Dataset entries
═══

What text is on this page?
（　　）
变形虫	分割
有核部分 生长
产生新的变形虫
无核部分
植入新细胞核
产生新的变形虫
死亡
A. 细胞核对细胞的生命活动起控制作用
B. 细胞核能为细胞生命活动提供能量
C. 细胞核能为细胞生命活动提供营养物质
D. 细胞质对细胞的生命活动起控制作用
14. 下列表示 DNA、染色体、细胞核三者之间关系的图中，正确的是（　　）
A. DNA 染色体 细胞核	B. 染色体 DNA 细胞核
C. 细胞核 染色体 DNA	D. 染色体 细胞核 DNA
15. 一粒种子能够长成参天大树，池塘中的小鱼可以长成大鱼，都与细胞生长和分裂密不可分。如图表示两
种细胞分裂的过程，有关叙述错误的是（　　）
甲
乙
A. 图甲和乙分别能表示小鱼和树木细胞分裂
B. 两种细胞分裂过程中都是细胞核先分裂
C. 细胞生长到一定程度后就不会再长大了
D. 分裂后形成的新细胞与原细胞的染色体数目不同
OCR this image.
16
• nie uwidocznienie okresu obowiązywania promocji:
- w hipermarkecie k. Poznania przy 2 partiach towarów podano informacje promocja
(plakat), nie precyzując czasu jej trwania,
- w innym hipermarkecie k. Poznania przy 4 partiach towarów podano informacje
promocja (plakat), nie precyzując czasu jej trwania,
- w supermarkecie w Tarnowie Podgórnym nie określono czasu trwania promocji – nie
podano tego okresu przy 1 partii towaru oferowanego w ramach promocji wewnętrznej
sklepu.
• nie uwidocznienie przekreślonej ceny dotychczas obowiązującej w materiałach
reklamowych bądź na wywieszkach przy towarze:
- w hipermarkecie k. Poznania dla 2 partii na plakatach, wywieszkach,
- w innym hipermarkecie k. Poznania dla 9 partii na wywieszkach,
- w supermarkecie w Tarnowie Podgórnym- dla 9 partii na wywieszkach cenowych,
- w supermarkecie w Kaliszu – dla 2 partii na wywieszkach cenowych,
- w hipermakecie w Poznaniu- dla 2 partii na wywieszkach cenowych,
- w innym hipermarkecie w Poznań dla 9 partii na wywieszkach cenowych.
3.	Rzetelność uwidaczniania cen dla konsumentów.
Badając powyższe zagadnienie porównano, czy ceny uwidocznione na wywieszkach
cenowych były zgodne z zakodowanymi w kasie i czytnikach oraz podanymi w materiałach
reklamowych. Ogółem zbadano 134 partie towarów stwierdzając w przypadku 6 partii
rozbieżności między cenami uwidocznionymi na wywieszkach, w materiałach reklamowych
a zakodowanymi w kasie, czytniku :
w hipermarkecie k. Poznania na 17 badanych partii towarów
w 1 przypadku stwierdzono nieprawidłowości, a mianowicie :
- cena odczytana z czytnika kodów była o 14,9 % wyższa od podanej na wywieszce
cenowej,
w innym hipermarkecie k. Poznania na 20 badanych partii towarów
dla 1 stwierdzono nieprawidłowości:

═══

Which lines hold the word "czasu"? Copy each of them from the records.

> Result:
(plakat), nie precyzując czasu jej trwania,
promocja (plakat), nie precyzując czasu jej trwania,
- w supermarkecie w Tarnowie Podgórnym nie określono czasu trwania promocji – nie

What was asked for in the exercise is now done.